(Record excerpts)
• • •

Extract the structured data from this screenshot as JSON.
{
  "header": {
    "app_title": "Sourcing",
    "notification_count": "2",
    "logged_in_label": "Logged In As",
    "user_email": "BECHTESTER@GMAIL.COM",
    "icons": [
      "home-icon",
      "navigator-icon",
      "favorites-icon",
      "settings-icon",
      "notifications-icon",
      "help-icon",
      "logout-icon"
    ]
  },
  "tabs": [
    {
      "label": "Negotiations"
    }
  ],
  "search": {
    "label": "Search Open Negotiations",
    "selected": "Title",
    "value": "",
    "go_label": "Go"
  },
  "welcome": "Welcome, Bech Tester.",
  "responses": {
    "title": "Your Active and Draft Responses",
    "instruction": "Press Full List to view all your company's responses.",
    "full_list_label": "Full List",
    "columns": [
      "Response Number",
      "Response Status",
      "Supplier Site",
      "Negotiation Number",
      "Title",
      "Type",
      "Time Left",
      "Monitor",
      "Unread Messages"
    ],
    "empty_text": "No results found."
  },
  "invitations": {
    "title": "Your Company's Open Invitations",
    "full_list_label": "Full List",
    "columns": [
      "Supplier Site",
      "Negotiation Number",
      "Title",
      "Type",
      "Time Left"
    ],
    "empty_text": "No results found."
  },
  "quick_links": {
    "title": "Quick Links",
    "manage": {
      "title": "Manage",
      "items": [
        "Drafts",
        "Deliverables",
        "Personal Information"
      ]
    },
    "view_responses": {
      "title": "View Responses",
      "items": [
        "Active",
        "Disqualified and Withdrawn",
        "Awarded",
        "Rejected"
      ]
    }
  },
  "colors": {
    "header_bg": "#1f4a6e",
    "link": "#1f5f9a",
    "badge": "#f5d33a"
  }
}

• • •

Output the records above in their entirety, exactly.

Extract the structured data from this screenshot as JSON.
{
  "header": {
    "app_title": "Sourcing",
    "notification_count": "2",
    "logged_in_label": "Logged In As",
    "user_email": "BECHTESTER@GMAIL.COM",
    "icons": [
      "home-icon",
      "navigator-icon",
      "favorites-icon",
      "settings-icon",
      "notifications-icon",
      "help-icon",
      "logout-icon"
    ]
  },
  "tabs": [
    {
      "label": "Negotiations"
    }
  ],
  "search": {
    "label": "Search Open Negotiations",
    "selected": "Title",
    "value": "",
    "go_label": "Go"
  },
  "welcome": "Welcome, Bech Tester.",
  "responses": {
    "title": "Your Active and Draft Responses",
    "instruction": "Press Full List to view all your company's responses.",
    "full_list_label": "Full List",
    "columns": [
      "Response Number",
      "Response Status",
      "Supplier Site",
      "Negotiation Number",
      "Title",
      "Type",
      "Time Left",
      "Monitor",
      "Unread Messages"
    ],
    "empty_text": "No results found."
  },
  "invitations": {
    "title": "Your Company's Open Invitations",
    "full_list_label": "Full List",
    "columns": [
      "Supplier Site",
      "Negotiation Number",
      "Title",
      "Type",
      "Time Left"
    ],
    "empty_text": "No results found."
  },
  "quick_links": {
    "title": "Quick Links",
    "manage": {
      "title": "Manage",
      "items": [
        "Drafts",
        "Deliverables",
        "Personal Information"
      ]
    },
    "view_responses": {
      "title": "View Responses",
      "items": [
        "Active",
        "Disqualified and Withdrawn",
        "Awarded",
        "Rejected"
      ]
    }
  },
  "colors": {
    "header_bg": "#1f4a6e",
    "link": "#1f5f9a",
    "badge": "#f5d33a"
  }
}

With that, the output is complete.